# Objective:
Pull out every line with the word "предусмотренной".

# Listed entries:
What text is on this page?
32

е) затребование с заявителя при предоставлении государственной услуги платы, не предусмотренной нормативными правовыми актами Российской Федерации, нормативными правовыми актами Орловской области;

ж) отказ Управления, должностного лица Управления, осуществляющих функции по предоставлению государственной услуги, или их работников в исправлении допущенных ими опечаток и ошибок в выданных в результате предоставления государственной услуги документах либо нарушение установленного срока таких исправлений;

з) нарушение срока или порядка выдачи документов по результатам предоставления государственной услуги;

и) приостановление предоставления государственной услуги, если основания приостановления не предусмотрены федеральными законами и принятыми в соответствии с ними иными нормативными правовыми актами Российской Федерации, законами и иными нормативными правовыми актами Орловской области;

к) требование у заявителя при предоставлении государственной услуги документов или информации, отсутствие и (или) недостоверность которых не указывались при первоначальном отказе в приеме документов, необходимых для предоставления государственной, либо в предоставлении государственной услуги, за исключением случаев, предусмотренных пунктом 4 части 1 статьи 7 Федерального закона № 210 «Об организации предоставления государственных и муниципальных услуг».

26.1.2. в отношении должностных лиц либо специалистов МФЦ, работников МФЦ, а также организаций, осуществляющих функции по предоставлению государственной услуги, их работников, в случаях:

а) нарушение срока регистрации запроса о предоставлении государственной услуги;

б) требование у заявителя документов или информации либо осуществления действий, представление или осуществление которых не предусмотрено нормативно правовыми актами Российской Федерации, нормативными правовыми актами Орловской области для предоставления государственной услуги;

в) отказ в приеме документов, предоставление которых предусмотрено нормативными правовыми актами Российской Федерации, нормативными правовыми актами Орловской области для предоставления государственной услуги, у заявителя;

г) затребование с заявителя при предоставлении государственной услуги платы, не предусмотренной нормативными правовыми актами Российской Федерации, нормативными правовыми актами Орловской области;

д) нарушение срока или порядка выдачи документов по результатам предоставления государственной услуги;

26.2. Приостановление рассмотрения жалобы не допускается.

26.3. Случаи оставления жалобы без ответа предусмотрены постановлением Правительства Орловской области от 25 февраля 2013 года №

# Exercise response:
е) затребование с заявителя при предоставлении государственной услуги платы, не предусмотренной нормативными правовыми актами Российской Федерации, нормативными правовыми актами Орловской области;
г) затребование с заявителя при предоставлении государственной услуги платы, не предусмотренной нормативными правовыми актами Российской Федерации, нормативными правовыми актами Орловской области;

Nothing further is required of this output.